▶ [WHAT IS NEEDED] All lines holding the string "PUBLIC" are to be shown.

··· DATA LISTING

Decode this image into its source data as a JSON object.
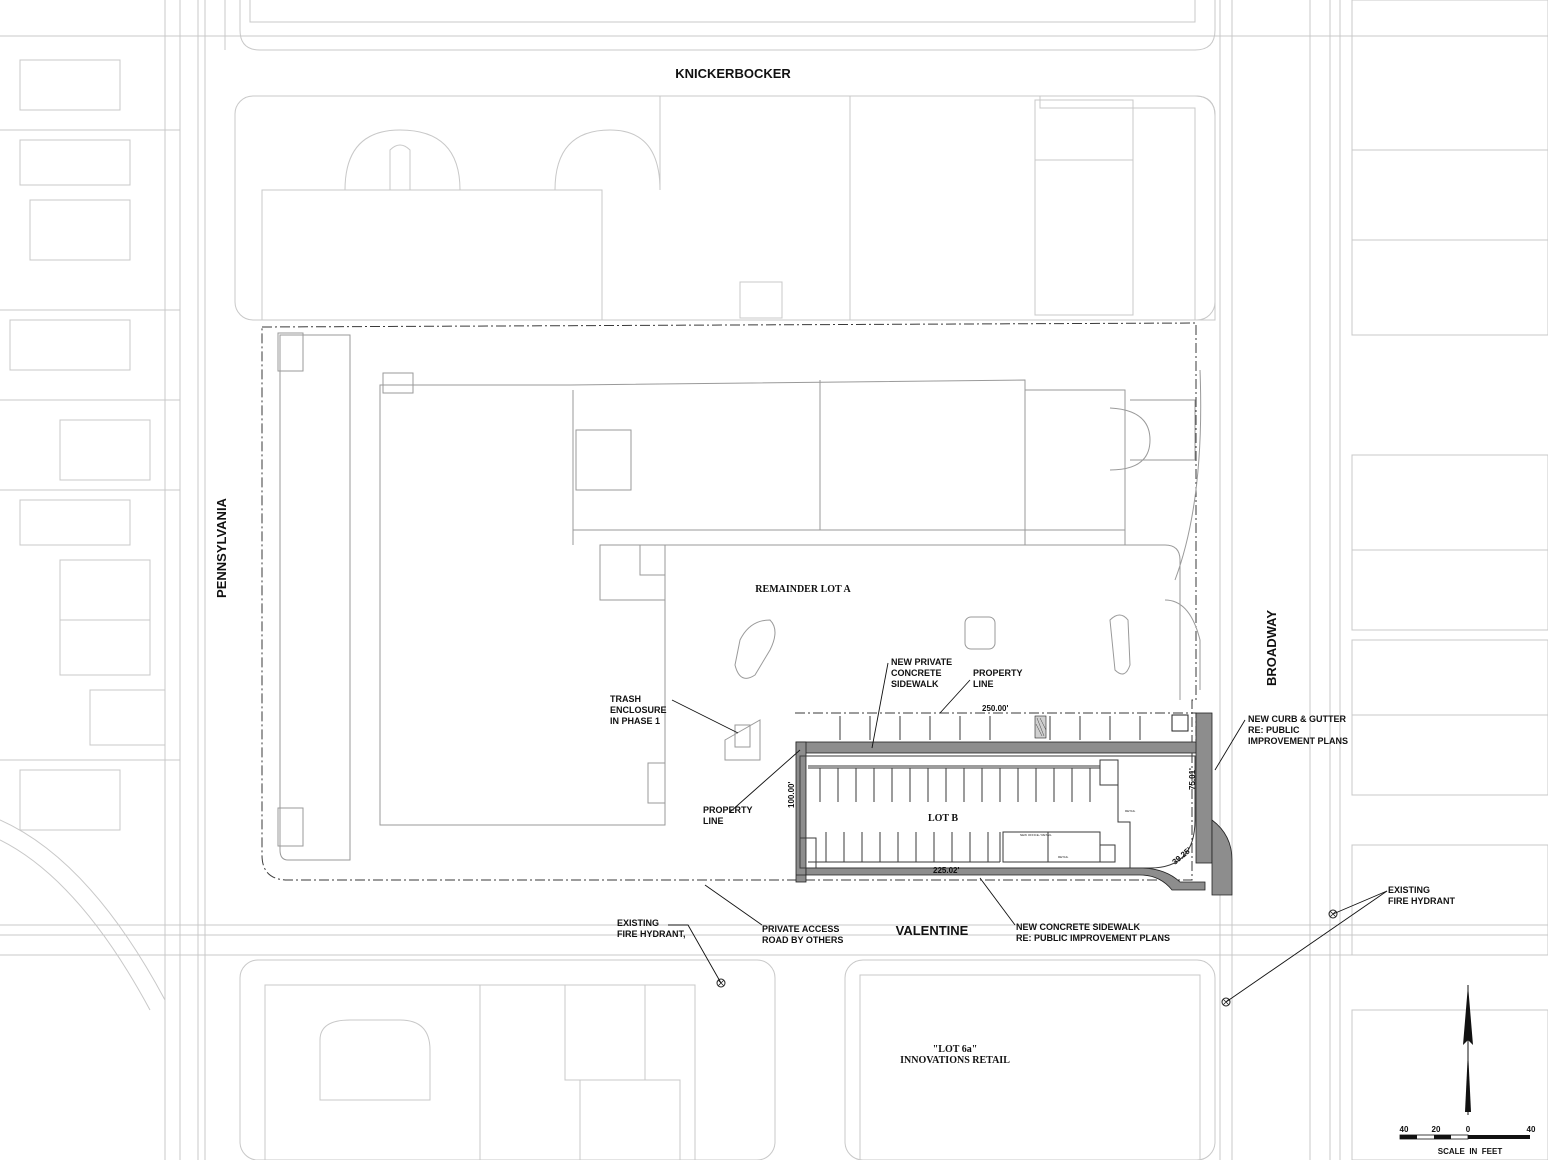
{
  "streets": {
    "north": "KNICKERBOCKER",
    "west": "PENNSYLVANIA",
    "east": "BROADWAY",
    "south": "VALENTINE"
  },
  "lots": {
    "remainder": "REMAINDER LOT A",
    "lot_b": "LOT B",
    "lot_6a_line1": "\"LOT 6a\"",
    "lot_6a_line2": "INNOVATIONS RETAIL"
  },
  "callouts": {
    "new_private_sidewalk": [
      "NEW PRIVATE",
      "CONCRETE",
      "SIDEWALK"
    ],
    "property_line_top": [
      "PROPERTY",
      "LINE"
    ],
    "trash_enclosure": [
      "TRASH",
      "ENCLOSURE",
      "IN PHASE 1"
    ],
    "property_line_left": [
      "PROPERTY",
      "LINE"
    ],
    "new_curb_gutter": [
      "NEW CURB & GUTTER",
      "RE: PUBLIC",
      "IMPROVEMENT PLANS"
    ],
    "existing_hydrant_left": [
      "EXISTING",
      "FIRE HYDRANT,"
    ],
    "private_access_road": [
      "PRIVATE ACCESS",
      "ROAD BY OTHERS"
    ],
    "new_concrete_sidewalk": [
      "NEW CONCRETE SIDEWALK",
      "RE: PUBLIC IMPROVEMENT PLANS"
    ],
    "existing_hydrant_right": [
      "EXISTING",
      "FIRE HYDRANT"
    ]
  },
  "dimensions": {
    "north_edge": "250.00'",
    "west_edge": "100.00'",
    "south_edge": "225.02'",
    "east_edge": "75.01'",
    "corner_chamfer": "39.25'"
  },
  "scale_bar": {
    "ticks": [
      "40",
      "20",
      "0",
      "40"
    ],
    "caption": "SCALE  IN  FEET"
  },
  "colors": {
    "linework": "#111111",
    "existing_faint": "#c8c8c8",
    "sidewalk_fill": "#8d8d8d"
  }
}
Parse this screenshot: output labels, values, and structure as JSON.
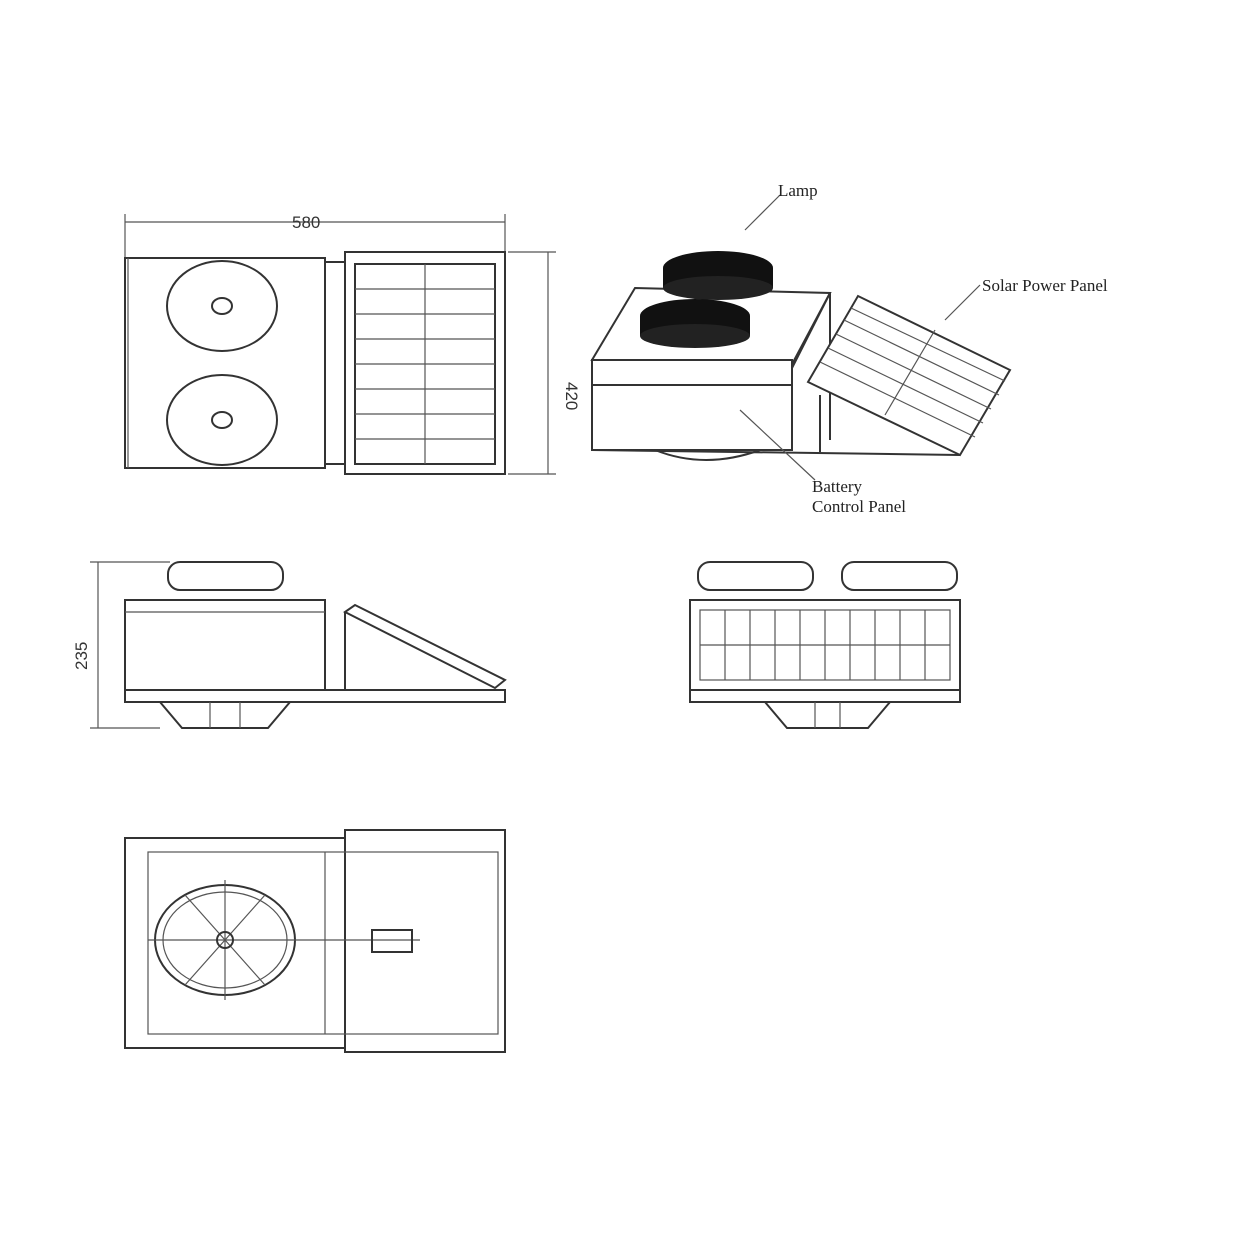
{
  "dimensions": {
    "width": "580",
    "height": "420",
    "depth": "235"
  },
  "callouts": {
    "lamp": "Lamp",
    "solar_panel": "Solar Power Panel",
    "battery_line1": "Battery",
    "battery_line2": "Control Panel"
  },
  "colors": {
    "line": "#333333",
    "background": "#ffffff"
  }
}
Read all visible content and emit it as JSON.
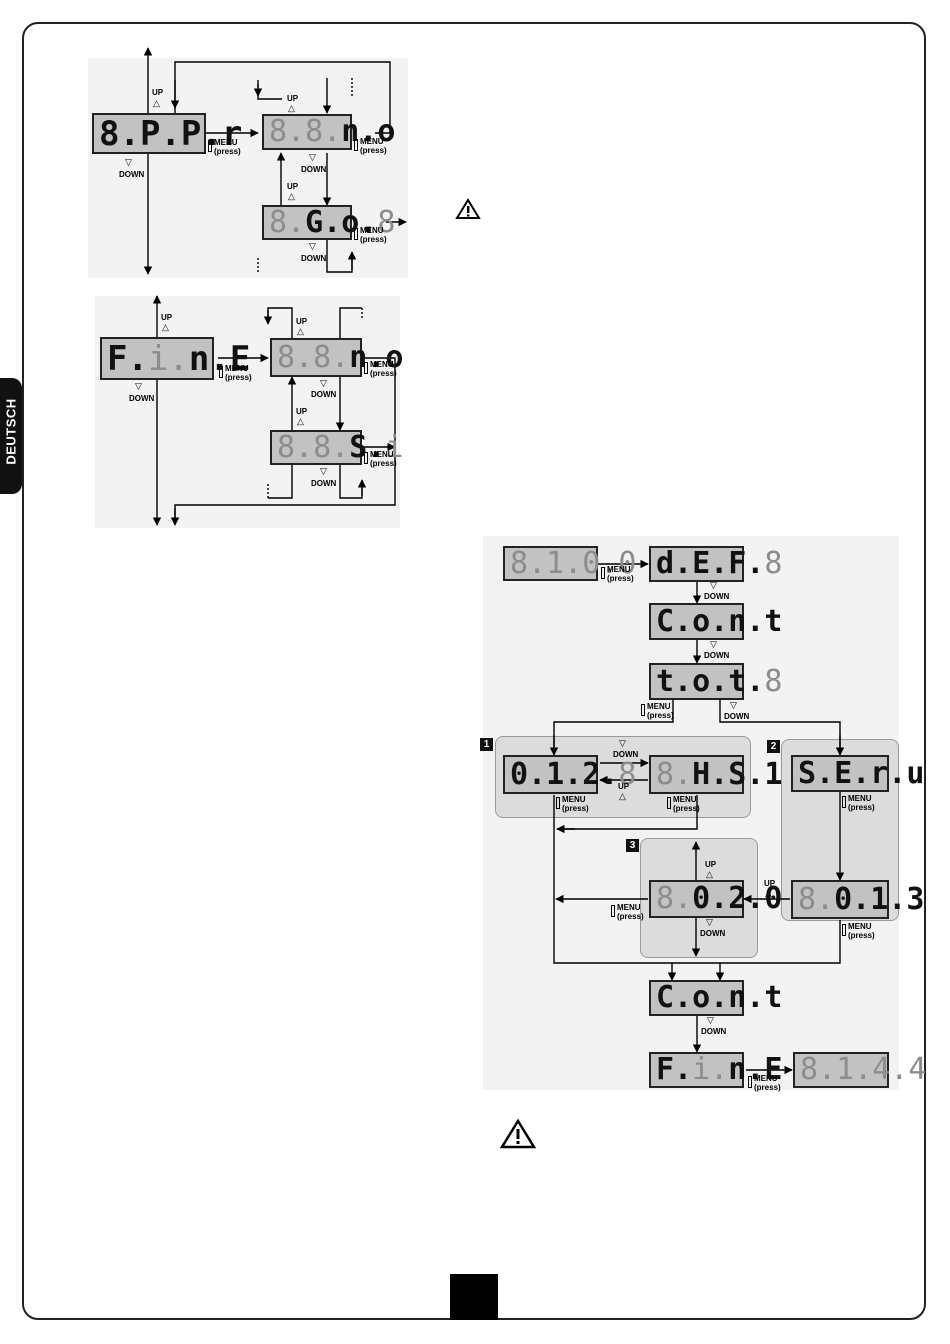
{
  "side_tab": {
    "label": "DEUTSCH"
  },
  "labels": {
    "up": "UP",
    "down": "DOWN",
    "menu": "MENU",
    "press": "(press)"
  },
  "fig1": {
    "display_main": [
      "8.",
      "P.",
      "P.",
      "r"
    ],
    "display_top": [
      "8.",
      "8.",
      "n.",
      "o"
    ],
    "display_bottom": [
      "8.",
      "G.",
      "o.",
      "8"
    ]
  },
  "fig2": {
    "display_main": [
      "F.",
      "i.",
      "n.",
      "E"
    ],
    "display_top": [
      "8.",
      "8.",
      "n.",
      "o"
    ],
    "display_bottom": [
      "8.",
      "8.",
      "S.",
      "i"
    ]
  },
  "fig3": {
    "d_start": [
      "8.",
      "1.",
      "0.",
      "0"
    ],
    "d_def": [
      "d.",
      "E.",
      "F.",
      "8"
    ],
    "d_cont": [
      "C.",
      "o.",
      "n.",
      "t"
    ],
    "d_tot": [
      "t.",
      "o.",
      "t.",
      "8"
    ],
    "d_count": [
      "0.",
      "1.",
      "2.",
      "8"
    ],
    "d_service_hours": [
      "8.",
      "H.",
      "S.",
      "1"
    ],
    "d_serv": [
      "S.",
      "E.",
      "r.",
      "u"
    ],
    "d_hours": [
      "8.",
      "0.",
      "1.",
      "3"
    ],
    "d_set": [
      "8.",
      "0.",
      "2.",
      "0"
    ],
    "d_cont2": [
      "C.",
      "o.",
      "n.",
      "t"
    ],
    "d_fine": [
      "F.",
      "i.",
      "n.",
      "E"
    ],
    "d_end": [
      "8.",
      "1.",
      "4.",
      "4"
    ],
    "panel_numbers": [
      "1",
      "2",
      "3"
    ]
  }
}
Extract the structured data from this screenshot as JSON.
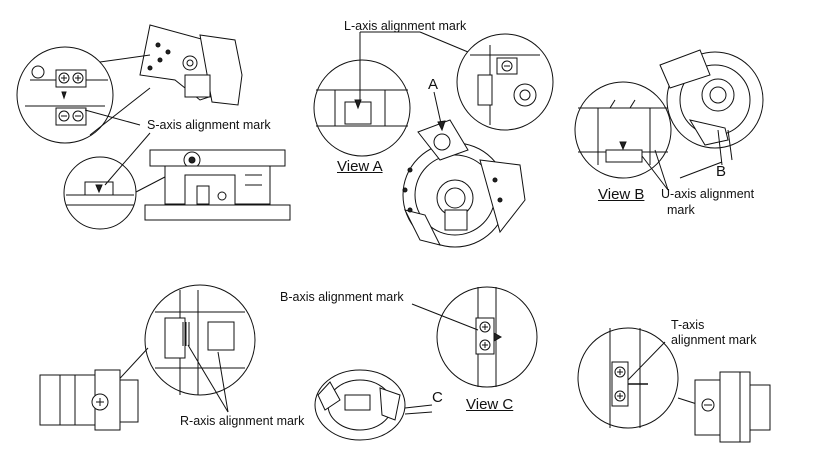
{
  "labels": {
    "s_axis": "S-axis alignment mark",
    "l_axis": "L-axis alignment mark",
    "u_axis_line1": "U-axis alignment",
    "u_axis_line2": "mark",
    "r_axis": "R-axis alignment mark",
    "b_axis": "B-axis alignment mark",
    "t_axis_line1": "T-axis",
    "t_axis_line2": "alignment mark"
  },
  "views": {
    "view_a": "View A",
    "view_b": "View B",
    "view_c": "View C"
  },
  "letters": {
    "a": "A",
    "b": "B",
    "c": "C"
  }
}
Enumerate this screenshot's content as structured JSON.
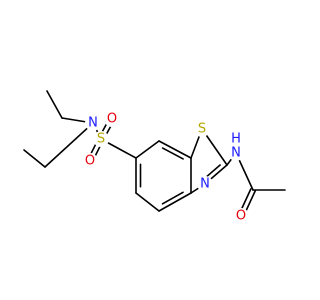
{
  "molecule": {
    "atoms": {
      "sulfonyl_s": "S",
      "sulfonyl_o_top": "O",
      "sulfonyl_o_bottom": "O",
      "amine_n": "N",
      "thiazole_s": "S",
      "thiazole_n": "N",
      "amide_n": "N",
      "amide_h": "H",
      "carbonyl_o": "O"
    },
    "colors": {
      "bond": "#000000",
      "sulfur": "#b5a800",
      "oxygen": "#e8000b",
      "nitrogen": "#1a1aff"
    }
  }
}
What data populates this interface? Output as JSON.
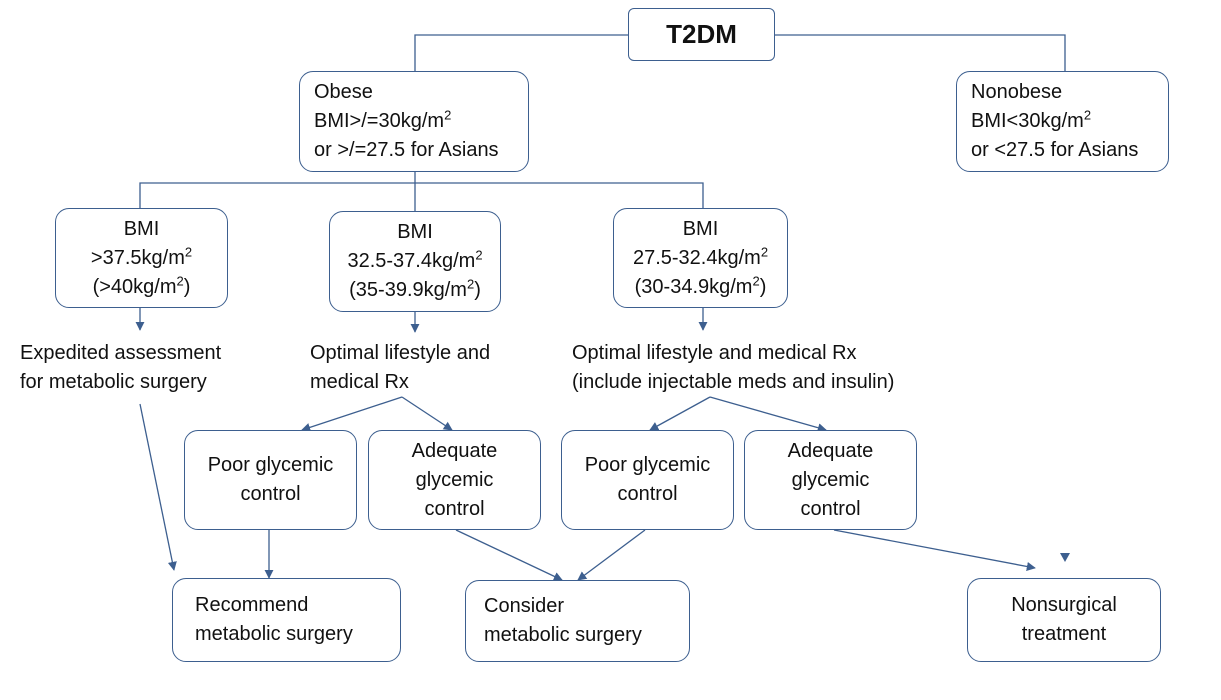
{
  "root": {
    "label": "T2DM"
  },
  "obese": {
    "line1": "Obese",
    "line2": "BMI>/=30kg/m",
    "line2_sup": "2",
    "line3": "or >/=27.5 for Asians"
  },
  "nonobese": {
    "line1": "Nonobese",
    "line2": "BMI<30kg/m",
    "line2_sup": "2",
    "line3": "or <27.5 for Asians"
  },
  "bmi_high": {
    "line1": "BMI",
    "line2": ">37.5kg/m",
    "line2_sup": "2",
    "line3": "(>40kg/m",
    "line3_sup": "2",
    "line3_end": ")"
  },
  "bmi_mid": {
    "line1": "BMI",
    "line2": "32.5-37.4kg/m",
    "line2_sup": "2",
    "line3": "(35-39.9kg/m",
    "line3_sup": "2",
    "line3_end": ")"
  },
  "bmi_low": {
    "line1": "BMI",
    "line2": "27.5-32.4kg/m",
    "line2_sup": "2",
    "line3": "(30-34.9kg/m",
    "line3_sup": "2",
    "line3_end": ")"
  },
  "expedited": {
    "line1": "Expedited assessment",
    "line2": "for metabolic surgery"
  },
  "lifestyle_mid": {
    "line1": "Optimal lifestyle and",
    "line2": "medical Rx"
  },
  "lifestyle_low": {
    "line1": "Optimal lifestyle and medical Rx",
    "line2": "(include injectable meds and insulin)"
  },
  "poor_mid": {
    "line1": "Poor glycemic",
    "line2": "control"
  },
  "adequate_mid": {
    "line1": "Adequate",
    "line2": "glycemic",
    "line3": "control"
  },
  "poor_low": {
    "line1": "Poor glycemic",
    "line2": "control"
  },
  "adequate_low": {
    "line1": "Adequate",
    "line2": "glycemic",
    "line3": "control"
  },
  "recommend": {
    "line1": "Recommend",
    "line2": "metabolic surgery"
  },
  "consider": {
    "line1": "Consider",
    "line2": "metabolic surgery"
  },
  "nonsurgical": {
    "line1": "Nonsurgical",
    "line2": "treatment"
  },
  "colors": {
    "line": "#3d5f8f",
    "border": "#3d5f8f",
    "text": "#111111"
  }
}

······

▶ [RESULT OF THIS EXERCISE]
      "RE: PUBLIC",
      "RE: PUBLIC IMPROVEMENT PLANS"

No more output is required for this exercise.